### Work to complete:
Starting with the line that includes "Convert this document image to plain text.", write out every remaining line of the records below exactly as it appears, leaving out any images.

### Provided data:

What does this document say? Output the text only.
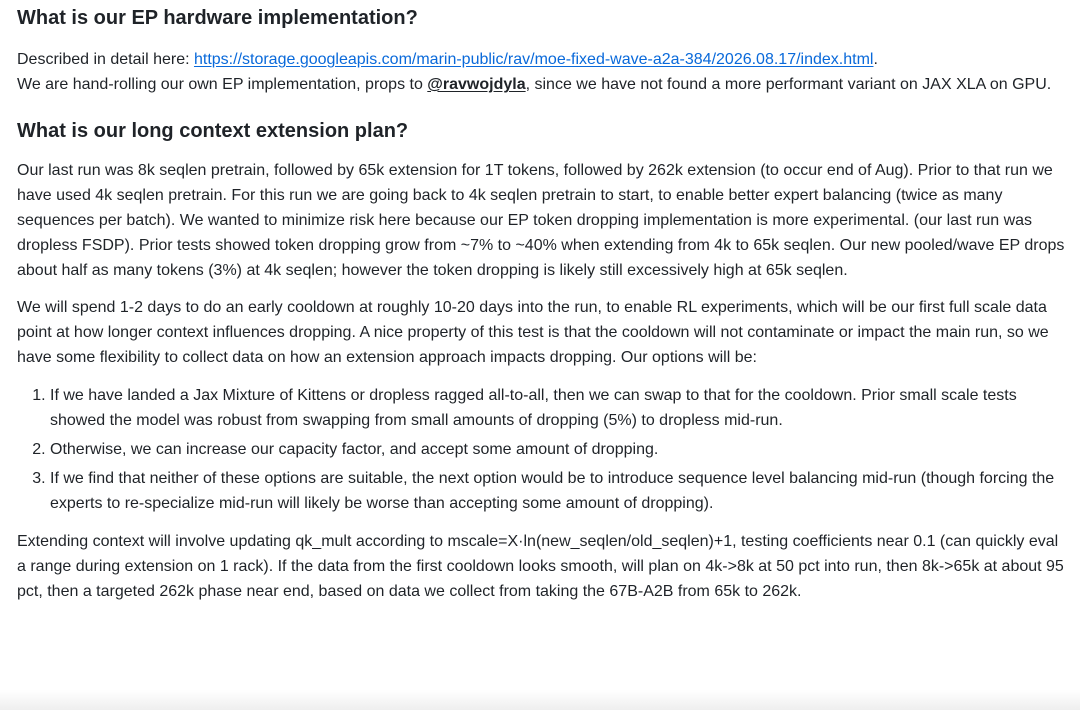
What is our EP hardware implementation?

Described in detail here: https://storage.googleapis.com/marin-public/rav/moe-fixed-wave-a2a-384/2026.08.17/index.html.
We are hand-rolling our own EP implementation, props to @ravwojdyla, since we have not found a more performant variant on JAX XLA on GPU.

What is our long context extension plan?

Our last run was 8k seqlen pretrain, followed by 65k extension for 1T tokens, followed by 262k extension (to occur end of Aug). Prior to that run we have used 4k seqlen pretrain. For this run we are going back to 4k seqlen pretrain to start, to enable better expert balancing (twice as many sequences per batch). We wanted to minimize risk here because our EP token dropping implementation is more experimental. (our last run was dropless FSDP). Prior tests showed token dropping grow from ~7% to ~40% when extending from 4k to 65k seqlen. Our new pooled/wave EP drops about half as many tokens (3%) at 4k seqlen; however the token dropping is likely still excessively high at 65k seqlen.

We will spend 1-2 days to do an early cooldown at roughly 10-20 days into the run, to enable RL experiments, which will be our first full scale data point at how longer context influences dropping. A nice property of this test is that the cooldown will not contaminate or impact the main run, so we have some flexibility to collect data on how an extension approach impacts dropping. Our options will be:

1. If we have landed a Jax Mixture of Kittens or dropless ragged all-to-all, then we can swap to that for the cooldown. Prior small scale tests showed the model was robust from swapping from small amounts of dropping (5%) to dropless mid-run.
2. Otherwise, we can increase our capacity factor, and accept some amount of dropping.
3. If we find that neither of these options are suitable, the next option would be to introduce sequence level balancing mid-run (though forcing the experts to re-specialize mid-run will likely be worse than accepting some amount of dropping).

Extending context will involve updating qk_mult according to mscale=X·ln(new_seqlen/old_seqlen)+1, testing coefficients near 0.1 (can quickly eval a range during extension on 1 rack). If the data from the first cooldown looks smooth, will plan on 4k->8k at 50 pct into run, then 8k->65k at about 95 pct, then a targeted 262k phase near end, based on data we collect from taking the 67B-A2B from 65k to 262k.
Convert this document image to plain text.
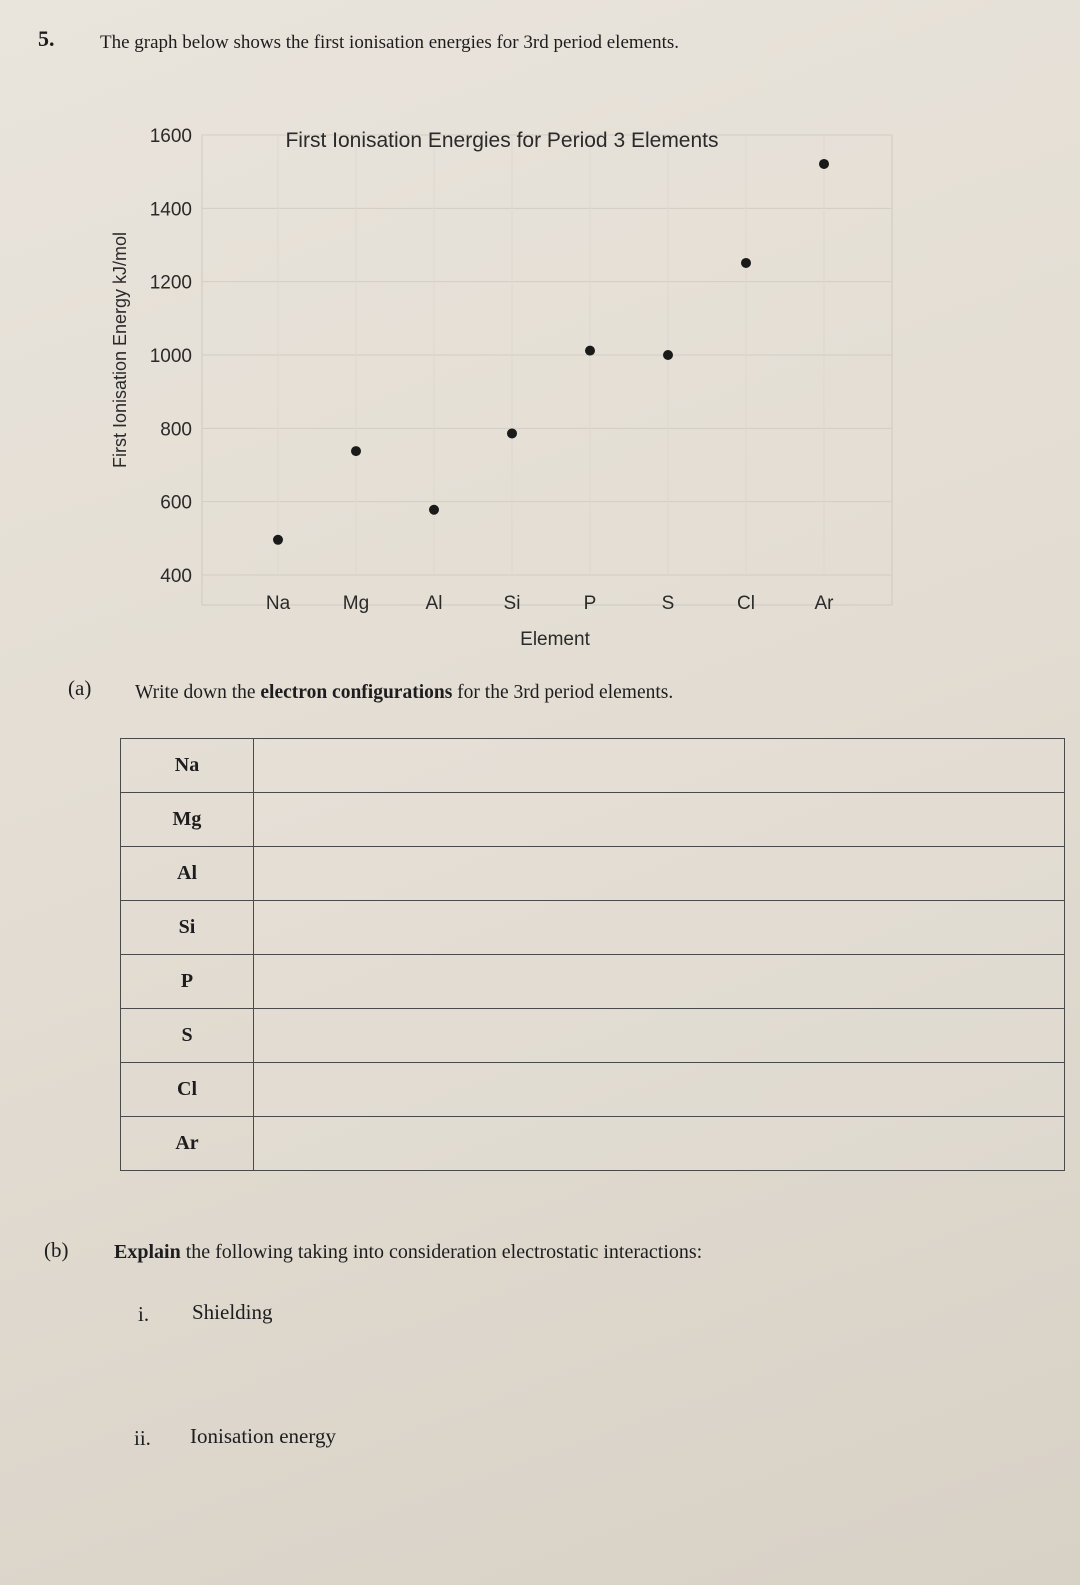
5. The graph below shows the first ionisation energies for 3rd period elements.
1600
1400
1200
1000
800
600
400
Na	Mg	Al	Si	P	S	Cl	Ar
First Ionisation Energies for Period 3 Elements
Element
First Ionisation Energy kJ/mol
(a) Write down the electron configurations for the 3rd period elements.
Na	
Mg	
Al	
Si	
P	
S	
Cl	
Ar	
(b) Explain the following taking into consideration electrostatic interactions:
i. Shielding
ii. Ionisation energy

### Response to this exercise:
Convert this document image to plain text.
5. The graph below shows the first ionisation energies for 3rd period elements.
1600
1400
1200
1000
800
600
400
Na	Mg	Al	Si	P	S	Cl	Ar
First Ionisation Energies for Period 3 Elements
Element
First Ionisation Energy kJ/mol
(a) Write down the electron configurations for the 3rd period elements.
Na	
Mg	
Al	
Si	
P	
S	
Cl	
Ar	
(b) Explain the following taking into consideration electrostatic interactions:
i. Shielding
ii. Ionisation energy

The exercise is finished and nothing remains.